-- start of INPUT --

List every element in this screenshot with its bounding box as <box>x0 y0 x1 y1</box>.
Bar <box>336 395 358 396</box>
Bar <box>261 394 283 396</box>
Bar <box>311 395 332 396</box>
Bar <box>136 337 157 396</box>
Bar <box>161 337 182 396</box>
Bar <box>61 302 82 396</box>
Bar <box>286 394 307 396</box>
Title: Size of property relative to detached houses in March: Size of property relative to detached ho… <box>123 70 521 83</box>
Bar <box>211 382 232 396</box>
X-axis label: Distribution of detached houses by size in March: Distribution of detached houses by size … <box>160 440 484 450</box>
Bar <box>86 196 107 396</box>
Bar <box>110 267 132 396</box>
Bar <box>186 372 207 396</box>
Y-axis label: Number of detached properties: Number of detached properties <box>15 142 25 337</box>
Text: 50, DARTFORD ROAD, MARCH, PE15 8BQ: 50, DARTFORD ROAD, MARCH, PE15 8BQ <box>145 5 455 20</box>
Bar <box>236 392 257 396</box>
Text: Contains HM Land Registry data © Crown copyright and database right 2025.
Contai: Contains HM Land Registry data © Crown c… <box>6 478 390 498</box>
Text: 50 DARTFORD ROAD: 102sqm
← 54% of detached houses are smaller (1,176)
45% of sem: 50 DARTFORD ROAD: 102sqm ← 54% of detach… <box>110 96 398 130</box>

-- end of INPUT --

= WORK TO COMPLETE =
Copy every line of the data above without changing a single character.

= WRITTEN SOLUTION =
List every element in this screenshot with its bounding box as <box>x0 y0 x1 y1</box>.
Bar <box>336 395 358 396</box>
Bar <box>261 394 283 396</box>
Bar <box>311 395 332 396</box>
Bar <box>136 337 157 396</box>
Bar <box>161 337 182 396</box>
Bar <box>61 302 82 396</box>
Bar <box>286 394 307 396</box>
Title: Size of property relative to detached houses in March: Size of property relative to detached ho… <box>123 70 521 83</box>
Bar <box>211 382 232 396</box>
X-axis label: Distribution of detached houses by size in March: Distribution of detached houses by size … <box>160 440 484 450</box>
Bar <box>86 196 107 396</box>
Bar <box>110 267 132 396</box>
Bar <box>186 372 207 396</box>
Y-axis label: Number of detached properties: Number of detached properties <box>15 142 25 337</box>
Text: 50, DARTFORD ROAD, MARCH, PE15 8BQ: 50, DARTFORD ROAD, MARCH, PE15 8BQ <box>145 5 455 20</box>
Bar <box>236 392 257 396</box>
Text: Contains HM Land Registry data © Crown copyright and database right 2025.
Contai: Contains HM Land Registry data © Crown c… <box>6 478 390 498</box>
Text: 50 DARTFORD ROAD: 102sqm
← 54% of detached houses are smaller (1,176)
45% of sem: 50 DARTFORD ROAD: 102sqm ← 54% of detach… <box>110 96 398 130</box>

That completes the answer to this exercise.